Work to be completed
Write out each line exactly as it stands, please.

--- --- ---

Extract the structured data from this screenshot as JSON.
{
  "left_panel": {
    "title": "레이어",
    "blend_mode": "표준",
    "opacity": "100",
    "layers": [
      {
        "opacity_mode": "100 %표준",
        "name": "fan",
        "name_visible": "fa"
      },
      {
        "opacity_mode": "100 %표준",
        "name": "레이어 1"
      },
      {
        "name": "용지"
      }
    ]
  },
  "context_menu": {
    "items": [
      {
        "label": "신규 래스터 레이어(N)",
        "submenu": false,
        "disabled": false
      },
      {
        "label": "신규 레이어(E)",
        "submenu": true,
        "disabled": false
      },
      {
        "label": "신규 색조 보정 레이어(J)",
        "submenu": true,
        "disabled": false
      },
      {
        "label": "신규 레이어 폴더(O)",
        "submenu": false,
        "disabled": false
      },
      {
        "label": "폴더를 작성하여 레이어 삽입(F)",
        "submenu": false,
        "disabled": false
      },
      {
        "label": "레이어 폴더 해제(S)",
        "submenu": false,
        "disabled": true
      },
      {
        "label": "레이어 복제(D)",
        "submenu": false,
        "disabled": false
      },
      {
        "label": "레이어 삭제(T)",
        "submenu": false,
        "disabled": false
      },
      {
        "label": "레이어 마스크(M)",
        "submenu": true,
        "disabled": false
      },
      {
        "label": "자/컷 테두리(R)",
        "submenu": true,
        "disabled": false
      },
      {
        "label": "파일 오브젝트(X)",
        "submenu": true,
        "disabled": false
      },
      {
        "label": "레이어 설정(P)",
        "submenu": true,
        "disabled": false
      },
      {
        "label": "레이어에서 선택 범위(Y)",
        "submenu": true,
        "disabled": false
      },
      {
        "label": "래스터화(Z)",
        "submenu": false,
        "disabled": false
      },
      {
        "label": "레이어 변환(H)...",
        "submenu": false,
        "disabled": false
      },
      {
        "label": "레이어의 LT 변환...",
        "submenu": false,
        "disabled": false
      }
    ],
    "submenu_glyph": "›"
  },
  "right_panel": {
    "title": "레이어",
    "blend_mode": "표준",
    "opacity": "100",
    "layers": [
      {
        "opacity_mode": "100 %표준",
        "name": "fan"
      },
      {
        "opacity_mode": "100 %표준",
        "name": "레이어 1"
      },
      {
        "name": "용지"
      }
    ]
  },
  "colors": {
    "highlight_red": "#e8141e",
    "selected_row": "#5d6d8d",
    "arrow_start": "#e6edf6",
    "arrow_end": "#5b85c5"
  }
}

--- --- ---

Task output
Extract the structured data from this screenshot as JSON.
{
  "left_panel": {
    "title": "레이어",
    "blend_mode": "표준",
    "opacity": "100",
    "layers": [
      {
        "opacity_mode": "100 %표준",
        "name": "fan",
        "name_visible": "fa"
      },
      {
        "opacity_mode": "100 %표준",
        "name": "레이어 1"
      },
      {
        "name": "용지"
      }
    ]
  },
  "context_menu": {
    "items": [
      {
        "label": "신규 래스터 레이어(N)",
        "submenu": false,
        "disabled": false
      },
      {
        "label": "신규 레이어(E)",
        "submenu": true,
        "disabled": false
      },
      {
        "label": "신규 색조 보정 레이어(J)",
        "submenu": true,
        "disabled": false
      },
      {
        "label": "신규 레이어 폴더(O)",
        "submenu": false,
        "disabled": false
      },
      {
        "label": "폴더를 작성하여 레이어 삽입(F)",
        "submenu": false,
        "disabled": false
      },
      {
        "label": "레이어 폴더 해제(S)",
        "submenu": false,
        "disabled": true
      },
      {
        "label": "레이어 복제(D)",
        "submenu": false,
        "disabled": false
      },
      {
        "label": "레이어 삭제(T)",
        "submenu": false,
        "disabled": false
      },
      {
        "label": "레이어 마스크(M)",
        "submenu": true,
        "disabled": false
      },
      {
        "label": "자/컷 테두리(R)",
        "submenu": true,
        "disabled": false
      },
      {
        "label": "파일 오브젝트(X)",
        "submenu": true,
        "disabled": false
      },
      {
        "label": "레이어 설정(P)",
        "submenu": true,
        "disabled": false
      },
      {
        "label": "레이어에서 선택 범위(Y)",
        "submenu": true,
        "disabled": false
      },
      {
        "label": "래스터화(Z)",
        "submenu": false,
        "disabled": false
      },
      {
        "label": "레이어 변환(H)...",
        "submenu": false,
        "disabled": false
      },
      {
        "label": "레이어의 LT 변환...",
        "submenu": false,
        "disabled": false
      }
    ],
    "submenu_glyph": "›"
  },
  "right_panel": {
    "title": "레이어",
    "blend_mode": "표준",
    "opacity": "100",
    "layers": [
      {
        "opacity_mode": "100 %표준",
        "name": "fan"
      },
      {
        "opacity_mode": "100 %표준",
        "name": "레이어 1"
      },
      {
        "name": "용지"
      }
    ]
  },
  "colors": {
    "highlight_red": "#e8141e",
    "selected_row": "#5d6d8d",
    "arrow_start": "#e6edf6",
    "arrow_end": "#5b85c5"
  }
}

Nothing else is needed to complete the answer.